» **Exercise brief**
Could you output each line of the data that follows exactly?

— begin Provided entries —

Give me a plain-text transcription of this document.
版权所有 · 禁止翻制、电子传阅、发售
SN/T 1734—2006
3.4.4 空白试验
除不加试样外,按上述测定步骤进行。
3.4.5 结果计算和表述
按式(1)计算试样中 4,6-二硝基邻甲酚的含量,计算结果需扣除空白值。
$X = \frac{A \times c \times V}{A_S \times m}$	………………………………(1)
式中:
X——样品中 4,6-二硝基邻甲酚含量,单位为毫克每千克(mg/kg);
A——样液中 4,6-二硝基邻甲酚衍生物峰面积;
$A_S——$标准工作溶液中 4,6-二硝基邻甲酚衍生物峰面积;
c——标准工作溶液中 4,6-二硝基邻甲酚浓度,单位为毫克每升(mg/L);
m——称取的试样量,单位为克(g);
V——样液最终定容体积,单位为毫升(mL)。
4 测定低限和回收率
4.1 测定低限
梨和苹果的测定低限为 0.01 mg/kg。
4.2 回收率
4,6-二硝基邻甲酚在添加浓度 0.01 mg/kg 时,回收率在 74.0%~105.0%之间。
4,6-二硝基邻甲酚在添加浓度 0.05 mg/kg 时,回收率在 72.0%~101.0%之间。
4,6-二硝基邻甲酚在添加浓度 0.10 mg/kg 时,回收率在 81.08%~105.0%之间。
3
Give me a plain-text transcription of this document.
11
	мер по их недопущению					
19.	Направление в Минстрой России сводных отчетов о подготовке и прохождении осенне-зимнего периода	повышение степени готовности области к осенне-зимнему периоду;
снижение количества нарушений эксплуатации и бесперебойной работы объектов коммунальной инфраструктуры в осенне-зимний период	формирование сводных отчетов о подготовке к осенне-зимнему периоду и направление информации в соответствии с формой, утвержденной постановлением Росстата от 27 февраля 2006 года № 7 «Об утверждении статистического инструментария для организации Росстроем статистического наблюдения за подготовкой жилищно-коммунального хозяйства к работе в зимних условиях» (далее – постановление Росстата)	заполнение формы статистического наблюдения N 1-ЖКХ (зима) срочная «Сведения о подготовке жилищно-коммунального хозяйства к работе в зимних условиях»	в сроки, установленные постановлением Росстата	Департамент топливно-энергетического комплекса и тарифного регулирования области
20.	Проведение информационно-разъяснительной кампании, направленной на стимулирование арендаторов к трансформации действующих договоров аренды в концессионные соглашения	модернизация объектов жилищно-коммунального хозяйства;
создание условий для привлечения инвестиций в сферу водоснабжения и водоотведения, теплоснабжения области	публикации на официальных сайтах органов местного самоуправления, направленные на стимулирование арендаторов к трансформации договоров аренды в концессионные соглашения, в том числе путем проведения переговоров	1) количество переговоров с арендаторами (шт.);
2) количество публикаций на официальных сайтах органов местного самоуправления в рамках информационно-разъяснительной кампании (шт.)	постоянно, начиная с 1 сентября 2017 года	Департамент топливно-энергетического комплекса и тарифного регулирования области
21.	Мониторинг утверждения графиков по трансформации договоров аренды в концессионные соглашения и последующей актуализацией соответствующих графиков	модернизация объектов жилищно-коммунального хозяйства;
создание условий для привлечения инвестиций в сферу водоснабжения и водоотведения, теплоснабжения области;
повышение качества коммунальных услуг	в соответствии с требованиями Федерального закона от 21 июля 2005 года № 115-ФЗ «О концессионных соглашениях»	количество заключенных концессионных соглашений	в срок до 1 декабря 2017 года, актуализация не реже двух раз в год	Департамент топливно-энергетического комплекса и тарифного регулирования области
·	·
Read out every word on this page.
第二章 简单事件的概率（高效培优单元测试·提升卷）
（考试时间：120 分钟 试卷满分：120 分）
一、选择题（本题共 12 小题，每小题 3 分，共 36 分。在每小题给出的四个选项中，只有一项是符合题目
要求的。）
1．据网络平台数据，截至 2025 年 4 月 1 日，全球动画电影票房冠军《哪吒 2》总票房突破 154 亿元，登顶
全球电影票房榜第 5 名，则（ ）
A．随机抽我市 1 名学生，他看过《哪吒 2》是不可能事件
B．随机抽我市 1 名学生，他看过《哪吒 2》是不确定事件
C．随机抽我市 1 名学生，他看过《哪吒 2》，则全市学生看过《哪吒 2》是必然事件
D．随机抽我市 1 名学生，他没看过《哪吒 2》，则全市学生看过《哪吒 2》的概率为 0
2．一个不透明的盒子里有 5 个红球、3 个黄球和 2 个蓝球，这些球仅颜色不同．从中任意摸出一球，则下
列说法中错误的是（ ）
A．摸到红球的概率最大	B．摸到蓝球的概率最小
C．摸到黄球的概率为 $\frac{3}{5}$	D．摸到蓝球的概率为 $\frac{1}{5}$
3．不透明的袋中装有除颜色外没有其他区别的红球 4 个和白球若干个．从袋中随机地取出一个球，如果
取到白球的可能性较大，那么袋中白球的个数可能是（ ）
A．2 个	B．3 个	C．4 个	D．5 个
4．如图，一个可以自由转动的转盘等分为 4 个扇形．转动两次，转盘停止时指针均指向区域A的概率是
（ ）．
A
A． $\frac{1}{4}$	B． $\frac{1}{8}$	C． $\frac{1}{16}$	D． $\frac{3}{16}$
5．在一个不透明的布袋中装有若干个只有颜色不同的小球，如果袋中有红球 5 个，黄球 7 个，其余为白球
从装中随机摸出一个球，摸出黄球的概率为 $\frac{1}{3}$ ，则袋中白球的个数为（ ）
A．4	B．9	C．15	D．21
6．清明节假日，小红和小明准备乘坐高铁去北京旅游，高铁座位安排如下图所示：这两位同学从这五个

— end Provided entries —

» **Correct result**
Give me a plain-text transcription of this document.
版权所有 · 禁止翻制、电子传阅、发售
SN/T 1734—2006
3.4.4 空白试验
除不加试样外,按上述测定步骤进行。
3.4.5 结果计算和表述
按式(1)计算试样中 4,6-二硝基邻甲酚的含量,计算结果需扣除空白值。
$X = \frac{A \times c \times V}{A_S \times m}$	………………………………(1)
式中:
X——样品中 4,6-二硝基邻甲酚含量,单位为毫克每千克(mg/kg);
A——样液中 4,6-二硝基邻甲酚衍生物峰面积;
$A_S——$标准工作溶液中 4,6-二硝基邻甲酚衍生物峰面积;
c——标准工作溶液中 4,6-二硝基邻甲酚浓度,单位为毫克每升(mg/L);
m——称取的试样量,单位为克(g);
V——样液最终定容体积,单位为毫升(mL)。
4 测定低限和回收率
4.1 测定低限
梨和苹果的测定低限为 0.01 mg/kg。
4.2 回收率
4,6-二硝基邻甲酚在添加浓度 0.01 mg/kg 时,回收率在 74.0%~105.0%之间。
4,6-二硝基邻甲酚在添加浓度 0.05 mg/kg 时,回收率在 72.0%~101.0%之间。
4,6-二硝基邻甲酚在添加浓度 0.10 mg/kg 时,回收率在 81.08%~105.0%之间。
3
Give me a plain-text transcription of this document.
11
	мер по их недопущению					
19.	Направление в Минстрой России сводных отчетов о подготовке и прохождении осенне-зимнего периода	повышение степени готовности области к осенне-зимнему периоду;
снижение количества нарушений эксплуатации и бесперебойной работы объектов коммунальной инфраструктуры в осенне-зимний период	формирование сводных отчетов о подготовке к осенне-зимнему периоду и направление информации в соответствии с формой, утвержденной постановлением Росстата от 27 февраля 2006 года № 7 «Об утверждении статистического инструментария для организации Росстроем статистического наблюдения за подготовкой жилищно-коммунального хозяйства к работе в зимних условиях» (далее – постановление Росстата)	заполнение формы статистического наблюдения N 1-ЖКХ (зима) срочная «Сведения о подготовке жилищно-коммунального хозяйства к работе в зимних условиях»	в сроки, установленные постановлением Росстата	Департамент топливно-энергетического комплекса и тарифного регулирования области
20.	Проведение информационно-разъяснительной кампании, направленной на стимулирование арендаторов к трансформации действующих договоров аренды в концессионные соглашения	модернизация объектов жилищно-коммунального хозяйства;
создание условий для привлечения инвестиций в сферу водоснабжения и водоотведения, теплоснабжения области	публикации на официальных сайтах органов местного самоуправления, направленные на стимулирование арендаторов к трансформации договоров аренды в концессионные соглашения, в том числе путем проведения переговоров	1) количество переговоров с арендаторами (шт.);
2) количество публикаций на официальных сайтах органов местного самоуправления в рамках информационно-разъяснительной кампании (шт.)	постоянно, начиная с 1 сентября 2017 года	Департамент топливно-энергетического комплекса и тарифного регулирования области
21.	Мониторинг утверждения графиков по трансформации договоров аренды в концессионные соглашения и последующей актуализацией соответствующих графиков	модернизация объектов жилищно-коммунального хозяйства;
создание условий для привлечения инвестиций в сферу водоснабжения и водоотведения, теплоснабжения области;
повышение качества коммунальных услуг	в соответствии с требованиями Федерального закона от 21 июля 2005 года № 115-ФЗ «О концессионных соглашениях»	количество заключенных концессионных соглашений	в срок до 1 декабря 2017 года, актуализация не реже двух раз в год	Департамент топливно-энергетического комплекса и тарифного регулирования области
·	·
Read out every word on this page.
第二章 简单事件的概率（高效培优单元测试·提升卷）
（考试时间：120 分钟 试卷满分：120 分）
一、选择题（本题共 12 小题，每小题 3 分，共 36 分。在每小题给出的四个选项中，只有一项是符合题目
要求的。）
1．据网络平台数据，截至 2025 年 4 月 1 日，全球动画电影票房冠军《哪吒 2》总票房突破 154 亿元，登顶
全球电影票房榜第 5 名，则（ ）
A．随机抽我市 1 名学生，他看过《哪吒 2》是不可能事件
B．随机抽我市 1 名学生，他看过《哪吒 2》是不确定事件
C．随机抽我市 1 名学生，他看过《哪吒 2》，则全市学生看过《哪吒 2》是必然事件
D．随机抽我市 1 名学生，他没看过《哪吒 2》，则全市学生看过《哪吒 2》的概率为 0
2．一个不透明的盒子里有 5 个红球、3 个黄球和 2 个蓝球，这些球仅颜色不同．从中任意摸出一球，则下
列说法中错误的是（ ）
A．摸到红球的概率最大	B．摸到蓝球的概率最小
C．摸到黄球的概率为 $\frac{3}{5}$	D．摸到蓝球的概率为 $\frac{1}{5}$
3．不透明的袋中装有除颜色外没有其他区别的红球 4 个和白球若干个．从袋中随机地取出一个球，如果
取到白球的可能性较大，那么袋中白球的个数可能是（ ）
A．2 个	B．3 个	C．4 个	D．5 个
4．如图，一个可以自由转动的转盘等分为 4 个扇形．转动两次，转盘停止时指针均指向区域A的概率是
（ ）．
A
A． $\frac{1}{4}$	B． $\frac{1}{8}$	C． $\frac{1}{16}$	D． $\frac{3}{16}$
5．在一个不透明的布袋中装有若干个只有颜色不同的小球，如果袋中有红球 5 个，黄球 7 个，其余为白球
从装中随机摸出一个球，摸出黄球的概率为 $\frac{1}{3}$ ，则袋中白球的个数为（ ）
A．4	B．9	C．15	D．21
6．清明节假日，小红和小明准备乘坐高铁去北京旅游，高铁座位安排如下图所示：这两位同学从这五个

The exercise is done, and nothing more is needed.